### Données brutes
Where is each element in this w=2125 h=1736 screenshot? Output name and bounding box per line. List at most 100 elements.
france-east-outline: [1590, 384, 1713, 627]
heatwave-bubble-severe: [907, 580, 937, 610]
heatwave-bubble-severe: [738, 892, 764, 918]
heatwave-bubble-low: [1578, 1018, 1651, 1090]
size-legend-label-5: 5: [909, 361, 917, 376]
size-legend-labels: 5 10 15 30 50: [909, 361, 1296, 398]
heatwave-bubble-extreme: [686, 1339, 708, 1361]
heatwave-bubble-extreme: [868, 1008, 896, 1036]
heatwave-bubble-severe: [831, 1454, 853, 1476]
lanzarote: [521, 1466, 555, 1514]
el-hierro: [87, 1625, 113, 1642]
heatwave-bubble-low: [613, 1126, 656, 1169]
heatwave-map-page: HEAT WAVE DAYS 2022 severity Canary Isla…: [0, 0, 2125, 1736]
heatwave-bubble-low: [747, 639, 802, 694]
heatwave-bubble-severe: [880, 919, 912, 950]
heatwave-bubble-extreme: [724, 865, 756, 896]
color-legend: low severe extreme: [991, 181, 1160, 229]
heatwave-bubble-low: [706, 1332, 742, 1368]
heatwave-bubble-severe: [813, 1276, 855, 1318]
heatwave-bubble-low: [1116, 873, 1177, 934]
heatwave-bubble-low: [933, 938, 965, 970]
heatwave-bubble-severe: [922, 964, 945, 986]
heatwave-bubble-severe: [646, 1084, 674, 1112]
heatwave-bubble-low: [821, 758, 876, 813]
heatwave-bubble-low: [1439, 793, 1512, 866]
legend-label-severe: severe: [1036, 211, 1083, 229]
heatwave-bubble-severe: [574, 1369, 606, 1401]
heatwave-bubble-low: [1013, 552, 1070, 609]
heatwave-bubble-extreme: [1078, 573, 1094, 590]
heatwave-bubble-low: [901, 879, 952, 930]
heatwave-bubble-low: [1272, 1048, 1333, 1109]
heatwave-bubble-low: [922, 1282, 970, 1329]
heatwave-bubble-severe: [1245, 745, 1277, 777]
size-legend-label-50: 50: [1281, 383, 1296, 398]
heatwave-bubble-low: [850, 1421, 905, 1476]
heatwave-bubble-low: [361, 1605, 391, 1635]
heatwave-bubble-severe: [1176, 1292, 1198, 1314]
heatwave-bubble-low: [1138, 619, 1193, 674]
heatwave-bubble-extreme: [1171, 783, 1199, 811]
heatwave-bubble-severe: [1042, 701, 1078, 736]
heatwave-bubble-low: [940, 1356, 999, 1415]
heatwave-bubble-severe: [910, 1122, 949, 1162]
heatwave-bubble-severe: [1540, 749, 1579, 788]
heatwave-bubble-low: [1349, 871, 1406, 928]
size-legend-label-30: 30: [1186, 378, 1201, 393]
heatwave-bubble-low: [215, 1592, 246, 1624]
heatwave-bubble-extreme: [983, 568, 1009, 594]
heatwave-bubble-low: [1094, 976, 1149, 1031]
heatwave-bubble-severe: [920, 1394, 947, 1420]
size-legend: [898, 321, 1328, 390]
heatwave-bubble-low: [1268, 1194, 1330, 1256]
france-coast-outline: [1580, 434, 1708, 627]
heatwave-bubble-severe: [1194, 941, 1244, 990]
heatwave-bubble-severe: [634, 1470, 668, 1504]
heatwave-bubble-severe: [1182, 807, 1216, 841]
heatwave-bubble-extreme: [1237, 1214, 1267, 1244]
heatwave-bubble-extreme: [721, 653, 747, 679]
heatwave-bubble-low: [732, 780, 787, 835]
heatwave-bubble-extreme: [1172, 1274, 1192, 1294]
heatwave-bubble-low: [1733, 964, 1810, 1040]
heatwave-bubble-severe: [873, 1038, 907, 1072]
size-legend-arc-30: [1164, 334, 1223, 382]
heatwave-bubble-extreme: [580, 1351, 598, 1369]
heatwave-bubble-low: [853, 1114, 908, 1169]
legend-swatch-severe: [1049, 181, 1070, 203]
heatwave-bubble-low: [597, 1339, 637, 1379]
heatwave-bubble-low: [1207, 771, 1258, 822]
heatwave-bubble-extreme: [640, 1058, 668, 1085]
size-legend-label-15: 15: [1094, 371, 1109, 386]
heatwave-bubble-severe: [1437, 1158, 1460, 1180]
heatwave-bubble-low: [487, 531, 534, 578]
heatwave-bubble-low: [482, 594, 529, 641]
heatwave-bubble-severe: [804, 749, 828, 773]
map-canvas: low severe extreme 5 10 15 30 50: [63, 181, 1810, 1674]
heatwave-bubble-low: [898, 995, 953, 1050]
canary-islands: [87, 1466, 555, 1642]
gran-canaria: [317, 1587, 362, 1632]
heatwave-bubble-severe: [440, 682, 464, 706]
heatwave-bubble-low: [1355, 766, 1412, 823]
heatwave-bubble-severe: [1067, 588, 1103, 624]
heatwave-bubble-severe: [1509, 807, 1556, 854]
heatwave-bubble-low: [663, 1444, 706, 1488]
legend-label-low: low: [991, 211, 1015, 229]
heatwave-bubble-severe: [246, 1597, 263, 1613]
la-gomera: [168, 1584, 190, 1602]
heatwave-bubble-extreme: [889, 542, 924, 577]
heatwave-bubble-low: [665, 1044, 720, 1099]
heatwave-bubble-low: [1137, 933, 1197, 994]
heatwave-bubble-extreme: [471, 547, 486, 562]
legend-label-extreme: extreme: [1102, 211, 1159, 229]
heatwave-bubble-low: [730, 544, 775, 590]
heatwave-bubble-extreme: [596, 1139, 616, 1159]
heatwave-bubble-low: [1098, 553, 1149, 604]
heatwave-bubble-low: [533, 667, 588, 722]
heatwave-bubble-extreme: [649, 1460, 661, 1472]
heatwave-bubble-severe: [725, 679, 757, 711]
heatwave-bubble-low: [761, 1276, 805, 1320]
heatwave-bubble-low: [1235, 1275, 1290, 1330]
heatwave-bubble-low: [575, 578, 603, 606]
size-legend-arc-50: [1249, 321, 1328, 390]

### Travail demandé
Retranscrivez à l'identique les lignes de toutes les entrées ci-dessus, sans en omettre aucune.

### Résultat obtenu
Where is each element in this w=2125 h=1736 screenshot? Output name and bounding box per line. List at most 100 elements.
france-east-outline: [1590, 384, 1713, 627]
heatwave-bubble-severe: [907, 580, 937, 610]
heatwave-bubble-severe: [738, 892, 764, 918]
heatwave-bubble-low: [1578, 1018, 1651, 1090]
size-legend-label-5: 5: [909, 361, 917, 376]
size-legend-labels: 5 10 15 30 50: [909, 361, 1296, 398]
heatwave-bubble-extreme: [686, 1339, 708, 1361]
heatwave-bubble-extreme: [868, 1008, 896, 1036]
heatwave-bubble-severe: [831, 1454, 853, 1476]
lanzarote: [521, 1466, 555, 1514]
el-hierro: [87, 1625, 113, 1642]
heatwave-bubble-low: [613, 1126, 656, 1169]
heatwave-map-page: HEAT WAVE DAYS 2022 severity Canary Isla…: [0, 0, 2125, 1736]
heatwave-bubble-low: [747, 639, 802, 694]
heatwave-bubble-severe: [880, 919, 912, 950]
heatwave-bubble-extreme: [724, 865, 756, 896]
color-legend: low severe extreme: [991, 181, 1160, 229]
heatwave-bubble-low: [706, 1332, 742, 1368]
heatwave-bubble-severe: [813, 1276, 855, 1318]
heatwave-bubble-low: [1116, 873, 1177, 934]
heatwave-bubble-low: [933, 938, 965, 970]
heatwave-bubble-severe: [922, 964, 945, 986]
heatwave-bubble-severe: [646, 1084, 674, 1112]
heatwave-bubble-low: [821, 758, 876, 813]
heatwave-bubble-low: [1439, 793, 1512, 866]
legend-label-severe: severe: [1036, 211, 1083, 229]
heatwave-bubble-severe: [574, 1369, 606, 1401]
heatwave-bubble-low: [1013, 552, 1070, 609]
heatwave-bubble-extreme: [1078, 573, 1094, 590]
heatwave-bubble-low: [901, 879, 952, 930]
heatwave-bubble-low: [1272, 1048, 1333, 1109]
heatwave-bubble-low: [922, 1282, 970, 1329]
heatwave-bubble-severe: [1245, 745, 1277, 777]
size-legend-label-50: 50: [1281, 383, 1296, 398]
heatwave-bubble-low: [850, 1421, 905, 1476]
heatwave-bubble-low: [361, 1605, 391, 1635]
heatwave-bubble-severe: [1176, 1292, 1198, 1314]
heatwave-bubble-low: [1138, 619, 1193, 674]
heatwave-bubble-extreme: [1171, 783, 1199, 811]
heatwave-bubble-severe: [1042, 701, 1078, 736]
heatwave-bubble-low: [940, 1356, 999, 1415]
heatwave-bubble-severe: [910, 1122, 949, 1162]
heatwave-bubble-severe: [1540, 749, 1579, 788]
heatwave-bubble-low: [1349, 871, 1406, 928]
size-legend-label-30: 30: [1186, 378, 1201, 393]
heatwave-bubble-low: [215, 1592, 246, 1624]
heatwave-bubble-extreme: [983, 568, 1009, 594]
heatwave-bubble-low: [1094, 976, 1149, 1031]
heatwave-bubble-severe: [920, 1394, 947, 1420]
size-legend: [898, 321, 1328, 390]
heatwave-bubble-low: [1268, 1194, 1330, 1256]
france-coast-outline: [1580, 434, 1708, 627]
heatwave-bubble-severe: [1194, 941, 1244, 990]
heatwave-bubble-severe: [634, 1470, 668, 1504]
heatwave-bubble-severe: [1182, 807, 1216, 841]
heatwave-bubble-extreme: [1237, 1214, 1267, 1244]
heatwave-bubble-extreme: [721, 653, 747, 679]
heatwave-bubble-low: [732, 780, 787, 835]
heatwave-bubble-extreme: [1172, 1274, 1192, 1294]
heatwave-bubble-low: [1733, 964, 1810, 1040]
heatwave-bubble-severe: [873, 1038, 907, 1072]
size-legend-arc-30: [1164, 334, 1223, 382]
heatwave-bubble-extreme: [580, 1351, 598, 1369]
heatwave-bubble-low: [853, 1114, 908, 1169]
legend-swatch-severe: [1049, 181, 1070, 203]
heatwave-bubble-low: [597, 1339, 637, 1379]
heatwave-bubble-low: [1207, 771, 1258, 822]
heatwave-bubble-extreme: [640, 1058, 668, 1085]
size-legend-label-15: 15: [1094, 371, 1109, 386]
heatwave-bubble-severe: [1437, 1158, 1460, 1180]
heatwave-bubble-low: [487, 531, 534, 578]
heatwave-bubble-low: [482, 594, 529, 641]
heatwave-bubble-severe: [804, 749, 828, 773]
map-canvas: low severe extreme 5 10 15 30 50: [63, 181, 1810, 1674]
heatwave-bubble-low: [898, 995, 953, 1050]
canary-islands: [87, 1466, 555, 1642]
gran-canaria: [317, 1587, 362, 1632]
heatwave-bubble-severe: [440, 682, 464, 706]
heatwave-bubble-low: [1355, 766, 1412, 823]
heatwave-bubble-severe: [1067, 588, 1103, 624]
heatwave-bubble-severe: [1509, 807, 1556, 854]
heatwave-bubble-low: [663, 1444, 706, 1488]
legend-label-low: low: [991, 211, 1015, 229]
heatwave-bubble-severe: [246, 1597, 263, 1613]
la-gomera: [168, 1584, 190, 1602]
heatwave-bubble-extreme: [889, 542, 924, 577]
heatwave-bubble-low: [665, 1044, 720, 1099]
heatwave-bubble-low: [1137, 933, 1197, 994]
heatwave-bubble-extreme: [471, 547, 486, 562]
legend-label-extreme: extreme: [1102, 211, 1159, 229]
heatwave-bubble-low: [730, 544, 775, 590]
heatwave-bubble-extreme: [596, 1139, 616, 1159]
heatwave-bubble-low: [1098, 553, 1149, 604]
heatwave-bubble-low: [533, 667, 588, 722]
heatwave-bubble-extreme: [649, 1460, 661, 1472]
heatwave-bubble-severe: [725, 679, 757, 711]
heatwave-bubble-low: [761, 1276, 805, 1320]
heatwave-bubble-low: [1235, 1275, 1290, 1330]
heatwave-bubble-low: [575, 578, 603, 606]
size-legend-arc-50: [1249, 321, 1328, 390]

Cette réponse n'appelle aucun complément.